Records supplied:
------------------------------------------------------------

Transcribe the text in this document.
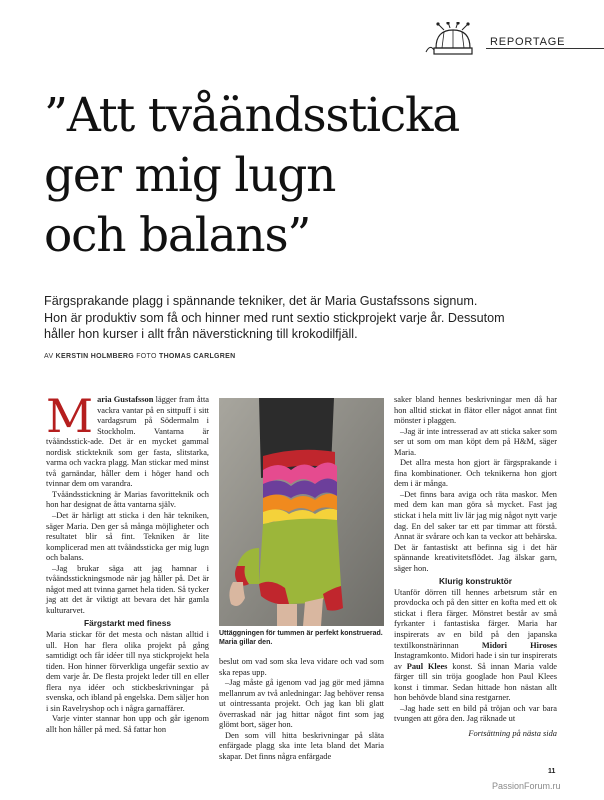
REPORTAGE
”Att tvåändssticka
ger mig lugn
och balans”
Färgsprakande plagg i spännande tekniker, det är Maria Gustafssons signum.
Hon är produktiv som få och hinner med runt sextio stickprojekt varje år. Dessutom
håller hon kurser i allt från näverstickning till krokodilfjäll.
AV KERSTIN HOLMBERG FOTO THOMAS CARLGREN

Maria Gustafsson lägger fram åtta vackra vantar på en sittpuff i sitt vardagsrum på Södermalm i Stockholm. Vantarna är tvåändsstick-ade. Det är en mycket gammal nordisk stickteknik som ger fasta, slitstarka, varma och vackra plagg. Man stickar med minst två garnändar, håller dem i höger hand och tvinnar dem om varandra.

Tvåändsstickning är Marias favoritteknik och hon har designat de åtta vantarna själv.

–Det är härligt att sticka i den här tekniken, säger Maria. Den ger så många möjligheter och resultatet blir så fint. Tekniken är lite komplicerad men att tvåändssticka ger mig lugn och balans.

–Jag brukar säga att jag hamnar i tvåändsstickningsmode när jag håller på. Det är något med att tvinna garnet hela tiden. Så tycker jag att det är viktigt att bevara det här gamla kulturarvet.

Färgstarkt med finess

Maria stickar för det mesta och nästan alltid i ull. Hon har flera olika projekt på gång samtidigt och får idéer till nya stickprojekt hela tiden. Hon hinner förverkliga ungefär sextio av dem varje år. De flesta projekt leder till en eller flera nya idéer och stickbeskrivningar på svenska, och ibland på engelska. Dem säljer hon i sin Ravelryshop och i några garnaffärer.

Varje vinter stannar hon upp och går igenom allt hon håller på med. Så fattar hon

Uttäggningen för tummen är perfekt konstruerad. Maria gillar den.

beslut om vad som ska leva vidare och vad som ska repas upp.

–Jag måste gå igenom vad jag gör med jämna mellanrum av två anledningar: Jag behöver rensa ut ointressanta projekt. Och jag kan bli glatt överraskad när jag hittar något fint som jag glömt bort, säger hon.

Den som vill hitta beskrivningar på släta enfärgade plagg ska inte leta bland det Maria skapar. Det finns några enfärgade

saker bland hennes beskrivningar men då har hon alltid stickat in flätor eller något annat fint mönster i plaggen.

–Jag är inte intresserad av att sticka saker som ser ut som om man köpt dem på H&M, säger Maria.

Det allra mesta hon gjort är färgsprakande i fina kombinationer. Och teknikerna hon gjort dem i är många.

–Det finns bara aviga och räta maskor. Men med dem kan man göra så mycket. Fast jag stickat i hela mitt liv lär jag mig något nytt varje dag. En del saker tar ett par timmar att förstå. Annat är svårare och kan ta veckor att behärska. Det är fantastiskt att befinna sig i det här spännande kreativitetsflödet. Jag älskar garn, säger hon.

Klurig konstruktör

Utanför dörren till hennes arbetsrum står en provdocka och på den sitter en kofta med ett ok stickat i flera färger. Mönstret består av små fyrkanter i fantastiska färger. Maria har inspirerats av en bild på den japanska textilkonstnärinnan Midori Hiroses Instagramkonto. Midori hade i sin tur inspirerats av Paul Klees konst. Så innan Maria valde färger till sin tröja googlade hon Paul Klees konst i timmar. Sedan hittade hon nästan allt hon behövde bland sina restgarner.

–Jag hade sett en bild på tröjan och var bara tvungen att göra den. Jag räknade ut

Fortsättning på nästa sida
11
PassionForum.ru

------------------------------------------------------------

Retype the listing exactly. Pictures do not belong in the copy.

Exercise output:
Transcribe the text in this document.
REPORTAGE
”Att tvåändssticka
ger mig lugn
och balans”
Färgsprakande plagg i spännande tekniker, det är Maria Gustafssons signum.
Hon är produktiv som få och hinner med runt sextio stickprojekt varje år. Dessutom
håller hon kurser i allt från näverstickning till krokodilfjäll.
AV KERSTIN HOLMBERG FOTO THOMAS CARLGREN

Maria Gustafsson lägger fram åtta vackra vantar på en sittpuff i sitt vardagsrum på Södermalm i Stockholm. Vantarna är tvåändsstick-ade. Det är en mycket gammal nordisk stickteknik som ger fasta, slitstarka, varma och vackra plagg. Man stickar med minst två garnändar, håller dem i höger hand och tvinnar dem om varandra.

Tvåändsstickning är Marias favoritteknik och hon har designat de åtta vantarna själv.

–Det är härligt att sticka i den här tekniken, säger Maria. Den ger så många möjligheter och resultatet blir så fint. Tekniken är lite komplicerad men att tvåändssticka ger mig lugn och balans.

–Jag brukar säga att jag hamnar i tvåändsstickningsmode när jag håller på. Det är något med att tvinna garnet hela tiden. Så tycker jag att det är viktigt att bevara det här gamla kulturarvet.

Färgstarkt med finess

Maria stickar för det mesta och nästan alltid i ull. Hon har flera olika projekt på gång samtidigt och får idéer till nya stickprojekt hela tiden. Hon hinner förverkliga ungefär sextio av dem varje år. De flesta projekt leder till en eller flera nya idéer och stickbeskrivningar på svenska, och ibland på engelska. Dem säljer hon i sin Ravelryshop och i några garnaffärer.

Varje vinter stannar hon upp och går igenom allt hon håller på med. Så fattar hon

Uttäggningen för tummen är perfekt konstruerad. Maria gillar den.

beslut om vad som ska leva vidare och vad som ska repas upp.

–Jag måste gå igenom vad jag gör med jämna mellanrum av två anledningar: Jag behöver rensa ut ointressanta projekt. Och jag kan bli glatt överraskad när jag hittar något fint som jag glömt bort, säger hon.

Den som vill hitta beskrivningar på släta enfärgade plagg ska inte leta bland det Maria skapar. Det finns några enfärgade

saker bland hennes beskrivningar men då har hon alltid stickat in flätor eller något annat fint mönster i plaggen.

–Jag är inte intresserad av att sticka saker som ser ut som om man köpt dem på H&M, säger Maria.

Det allra mesta hon gjort är färgsprakande i fina kombinationer. Och teknikerna hon gjort dem i är många.

–Det finns bara aviga och räta maskor. Men med dem kan man göra så mycket. Fast jag stickat i hela mitt liv lär jag mig något nytt varje dag. En del saker tar ett par timmar att förstå. Annat är svårare och kan ta veckor att behärska. Det är fantastiskt att befinna sig i det här spännande kreativitetsflödet. Jag älskar garn, säger hon.

Klurig konstruktör

Utanför dörren till hennes arbetsrum står en provdocka och på den sitter en kofta med ett ok stickat i flera färger. Mönstret består av små fyrkanter i fantastiska färger. Maria har inspirerats av en bild på den japanska textilkonstnärinnan Midori Hiroses Instagramkonto. Midori hade i sin tur inspirerats av Paul Klees konst. Så innan Maria valde färger till sin tröja googlade hon Paul Klees konst i timmar. Sedan hittade hon nästan allt hon behövde bland sina restgarner.

–Jag hade sett en bild på tröjan och var bara tvungen att göra den. Jag räknade ut

Fortsättning på nästa sida
11
PassionForum.ru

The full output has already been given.